THE TASK>
Omit every picture, then give all the entries again exactly.

Dataset listings of figures>
================================
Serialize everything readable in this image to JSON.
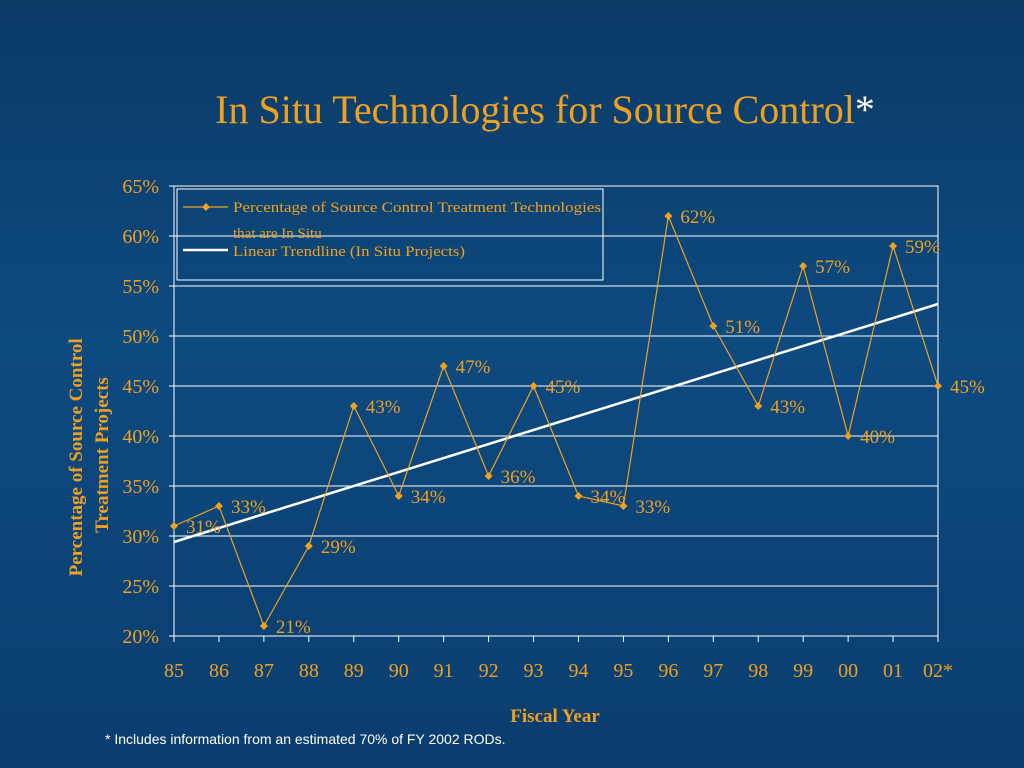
{
  "slide": {
    "title": "In Situ Technologies for Source Control",
    "title_mark": "*",
    "footnote": "* Includes information from an estimated 70% of FY 2002 RODs."
  },
  "colors": {
    "background": "#0d4a80",
    "accent": "#f0a020",
    "trendline": "#ffffff",
    "grid": "#ffffff"
  },
  "chart_data": {
    "type": "line",
    "xlabel": "Fiscal Year",
    "ylabel": "Percentage of Source Control Treatment Projects",
    "ylim": [
      20,
      65
    ],
    "yticks": [
      "20%",
      "25%",
      "30%",
      "35%",
      "40%",
      "45%",
      "50%",
      "55%",
      "60%",
      "65%"
    ],
    "categories": [
      "85",
      "86",
      "87",
      "88",
      "89",
      "90",
      "91",
      "92",
      "93",
      "94",
      "95",
      "96",
      "97",
      "98",
      "99",
      "00",
      "01",
      "02*"
    ],
    "grid": true,
    "legend_position": "top-left",
    "series": [
      {
        "name": "Percentage of Source Control Treatment Technologies that are In Situ",
        "values": [
          31,
          33,
          21,
          29,
          43,
          34,
          47,
          36,
          45,
          34,
          33,
          62,
          51,
          43,
          57,
          40,
          59,
          45
        ],
        "labels": [
          "31%",
          "33%",
          "21%",
          "29%",
          "43%",
          "34%",
          "47%",
          "36%",
          "45%",
          "34%",
          "33%",
          "62%",
          "51%",
          "43%",
          "57%",
          "40%",
          "59%",
          "45%"
        ],
        "color": "#f0a020",
        "marker": "diamond"
      },
      {
        "name": "Linear Trendline (In Situ Projects)",
        "trend": true,
        "start": 29.4,
        "end": 53.2,
        "color": "#ffffff"
      }
    ]
  }
}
================================
RESPONSE TO THIS EXERCISE>
Serialize everything readable in this image to JSON.
{
  "slide": {
    "title": "In Situ Technologies for Source Control",
    "title_mark": "*",
    "footnote": "* Includes information from an estimated 70% of FY 2002 RODs."
  },
  "colors": {
    "background": "#0d4a80",
    "accent": "#f0a020",
    "trendline": "#ffffff",
    "grid": "#ffffff"
  },
  "chart_data": {
    "type": "line",
    "xlabel": "Fiscal Year",
    "ylabel": "Percentage of Source Control Treatment Projects",
    "ylim": [
      20,
      65
    ],
    "yticks": [
      "20%",
      "25%",
      "30%",
      "35%",
      "40%",
      "45%",
      "50%",
      "55%",
      "60%",
      "65%"
    ],
    "categories": [
      "85",
      "86",
      "87",
      "88",
      "89",
      "90",
      "91",
      "92",
      "93",
      "94",
      "95",
      "96",
      "97",
      "98",
      "99",
      "00",
      "01",
      "02*"
    ],
    "grid": true,
    "legend_position": "top-left",
    "series": [
      {
        "name": "Percentage of Source Control Treatment Technologies that are In Situ",
        "values": [
          31,
          33,
          21,
          29,
          43,
          34,
          47,
          36,
          45,
          34,
          33,
          62,
          51,
          43,
          57,
          40,
          59,
          45
        ],
        "labels": [
          "31%",
          "33%",
          "21%",
          "29%",
          "43%",
          "34%",
          "47%",
          "36%",
          "45%",
          "34%",
          "33%",
          "62%",
          "51%",
          "43%",
          "57%",
          "40%",
          "59%",
          "45%"
        ],
        "color": "#f0a020",
        "marker": "diamond"
      },
      {
        "name": "Linear Trendline (In Situ Projects)",
        "trend": true,
        "start": 29.4,
        "end": 53.2,
        "color": "#ffffff"
      }
    ]
  }
}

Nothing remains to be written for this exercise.